Trecho de origem
◆ ◆ ◆ ◆

Papéis de circunstâncias eram todos aqueles
papéis que pertenciam a ela, que existiam na casa ou que ali foram deixados por
meu pai, tios e parentes, falecidos ou ausentados. Eram guardados em velhas
canastras de couro tacheadas de amarelo, com arabescos, datas e iniciais e
pesadas fechaduras de ferro. Atulhavam gavetas enormes e escaninhos de segredo.
[...]
Eram papéis amarrados com nastro verde.
Outros lacrados com plastas de um lacre vermelho que já foi de bom uso nas
casas e no correio e que se comprava no comércio em tabletes compridos. Havia
também ali uma caixinha misteriosa com fecho de segredo que criança não tinha
de saber e que não era para se tocar. [...]
Não havia distração para criança
naquele tempo. Era-nos proibido sair à rua ou aparecer à porta, senão em dias
excepcionais, e ainda assim acompanhadas. Eu tinha, portanto, de descobrir meu
pequeno mundo interessante dentro da velha casa e satisfazer minha curiosidade
faminta, violando coisas guardadas. [...]
Cora Coralina. In:
Estórias da casa velha da ponte. São Paulo: Global, 2001, p. 87-90.
Fonte: Linguagem em
Movimento – língua Portuguesa Ensino Médio – vol. 1 – 1ª edição – FTD. São
Paulo – 2010. Izeti F. Torralvo/Carlos A. C. Minchillo. p. 279-280
Entendendo o conto:
01 – De acordo com o texto,
qual o significado das palavras abaixo:
·
Fardos: problemas difíceis de suportar.
·
Nastro: cadarço, fita de algodão.
·
Arrochos: sérias dificuldades.
·
Plastas: que tem consistência moldável, como uma massa mole.
·
Inviolável: que não se pode abrir, danificar.
·
Violando: abrindo sem permissão, devassando.
·
Canastras: baús, caixas.

◆ ◆ ◆ ◆

Orientação 1
No trecho sobre os papéis de circunstâncias, com que cor de nastro alguns papéis eram amarrados?
Orientação 2
Continue, por favor, o trecho sobre os papéis de circunstâncias a partir do ponto em que ele termina.

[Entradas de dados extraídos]
◆ ◆ ◆ ◆

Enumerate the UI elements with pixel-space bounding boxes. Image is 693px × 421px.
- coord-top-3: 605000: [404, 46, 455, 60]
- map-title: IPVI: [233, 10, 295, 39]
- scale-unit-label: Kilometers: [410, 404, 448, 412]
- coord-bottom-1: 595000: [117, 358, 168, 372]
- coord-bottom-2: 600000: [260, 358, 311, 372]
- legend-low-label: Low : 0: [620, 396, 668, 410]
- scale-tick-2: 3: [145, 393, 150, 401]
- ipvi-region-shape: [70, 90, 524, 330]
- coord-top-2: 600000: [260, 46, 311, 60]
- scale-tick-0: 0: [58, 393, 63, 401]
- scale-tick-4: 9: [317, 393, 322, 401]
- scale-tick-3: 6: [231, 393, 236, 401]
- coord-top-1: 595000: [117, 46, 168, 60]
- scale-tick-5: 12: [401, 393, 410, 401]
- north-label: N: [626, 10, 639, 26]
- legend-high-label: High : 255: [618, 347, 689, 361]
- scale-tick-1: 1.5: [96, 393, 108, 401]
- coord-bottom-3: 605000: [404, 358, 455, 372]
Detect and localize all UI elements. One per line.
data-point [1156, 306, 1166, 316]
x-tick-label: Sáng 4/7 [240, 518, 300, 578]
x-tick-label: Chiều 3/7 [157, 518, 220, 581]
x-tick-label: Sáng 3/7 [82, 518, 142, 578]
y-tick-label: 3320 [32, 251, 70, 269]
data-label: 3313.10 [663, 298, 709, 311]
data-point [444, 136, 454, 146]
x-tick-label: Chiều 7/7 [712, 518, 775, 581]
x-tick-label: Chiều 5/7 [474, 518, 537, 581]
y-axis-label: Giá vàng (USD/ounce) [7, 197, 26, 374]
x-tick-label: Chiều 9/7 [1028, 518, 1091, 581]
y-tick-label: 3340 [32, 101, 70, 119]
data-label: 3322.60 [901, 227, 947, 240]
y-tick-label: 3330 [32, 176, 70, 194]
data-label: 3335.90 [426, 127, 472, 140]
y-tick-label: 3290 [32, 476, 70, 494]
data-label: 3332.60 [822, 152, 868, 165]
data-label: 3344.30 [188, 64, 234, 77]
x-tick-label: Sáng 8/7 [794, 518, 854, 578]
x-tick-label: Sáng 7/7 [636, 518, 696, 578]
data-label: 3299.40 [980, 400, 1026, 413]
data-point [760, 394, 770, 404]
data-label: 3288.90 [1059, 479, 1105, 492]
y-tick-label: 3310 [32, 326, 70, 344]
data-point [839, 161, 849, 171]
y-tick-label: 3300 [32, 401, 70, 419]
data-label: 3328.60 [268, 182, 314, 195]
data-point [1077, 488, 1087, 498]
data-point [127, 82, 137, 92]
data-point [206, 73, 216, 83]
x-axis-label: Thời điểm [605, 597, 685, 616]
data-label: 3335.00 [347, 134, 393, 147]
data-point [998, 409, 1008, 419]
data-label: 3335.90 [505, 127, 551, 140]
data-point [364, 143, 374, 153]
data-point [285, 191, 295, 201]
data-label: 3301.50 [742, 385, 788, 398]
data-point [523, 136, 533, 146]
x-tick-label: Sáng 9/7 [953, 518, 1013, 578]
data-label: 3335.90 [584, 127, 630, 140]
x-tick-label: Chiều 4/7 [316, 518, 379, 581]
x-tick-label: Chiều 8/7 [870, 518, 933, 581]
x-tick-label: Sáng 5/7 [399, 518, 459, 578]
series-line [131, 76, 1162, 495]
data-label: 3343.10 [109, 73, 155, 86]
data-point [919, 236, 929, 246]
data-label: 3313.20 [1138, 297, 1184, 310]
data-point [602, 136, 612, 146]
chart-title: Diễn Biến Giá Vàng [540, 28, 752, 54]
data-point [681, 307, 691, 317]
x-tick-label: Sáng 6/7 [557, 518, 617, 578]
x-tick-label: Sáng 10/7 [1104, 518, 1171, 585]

◆ ◆ ◆ ◆

Resultado do exercício 1
Com nastro verde.

Resultado do exercício 2
02 – A memória seletiva: Por
que a narradora se lembra com tanta vivacidade dos "papéis de
circunstância" e da figura de sua mãe, enquanto outros detalhes da
infância parecem ter se apagado? Que papel a emoção e a importância atribuída a
esses elementos desempenham na construção da memória?
A emoção como
gatilho: A intensidade das emoções ligadas
aos "papéis de circunstância" – mistério, proibição, curiosidade –
faz com que essas lembranças se fixem mais profundamente na memória da
narradora.
A importância atribuída
aos objetos: Os papéis representam um pedaço do passado familiar e da
história da casa, carregando consigo um peso simbólico e emocional que os torna
inesquecíveis.
A construção identitária:
As lembranças selecionadas ajudam a construir a identidade da narradora,
moldando sua visão de si mesma e do mundo.
03 – Os papéis como objetos de
fascínio: O que torna os "papéis de circunstância" tão fascinantes
para a criança que a narradora um dia foi? Que mistérios e possibilidades esses
objetos representam para ela? Como a proibição de tocá-los intensifica esse
fascínio?
O mistério e o
proibido: A proibição de tocar nos papéis
desperta a curiosidade da criança, tornando-os ainda mais atraentes.
A imaginação infantil:
A criança projeta suas próprias histórias e significados nos objetos, criando
um universo particular e imaginativo.
A busca por conhecimento:
A curiosidade infantil é um motor que impulsiona a busca por conhecimento e
compreensão do mundo.
04 – A casa como universo: A
velha casa é descrita como um microcosmo repleto de segredos e histórias. De
que forma esse espaço confinado influencia a imaginação da criança e molda sua
percepção do mundo? Como a casa se torna um reflexo do passado familiar?
O microcosmo
familiar: A casa é um espaço que guarda as
histórias e os segredos da família, sendo um reflexo do passado e das
tradições.
O desenvolvimento da
identidade: A casa é o primeiro ambiente que a criança conhece e onde ela
constrói suas primeiras experiências e relações.
A limitação e a expansão:
A casa, ao mesmo tempo em que limita o universo da criança, estimula sua
imaginação e a busca por novos horizontes.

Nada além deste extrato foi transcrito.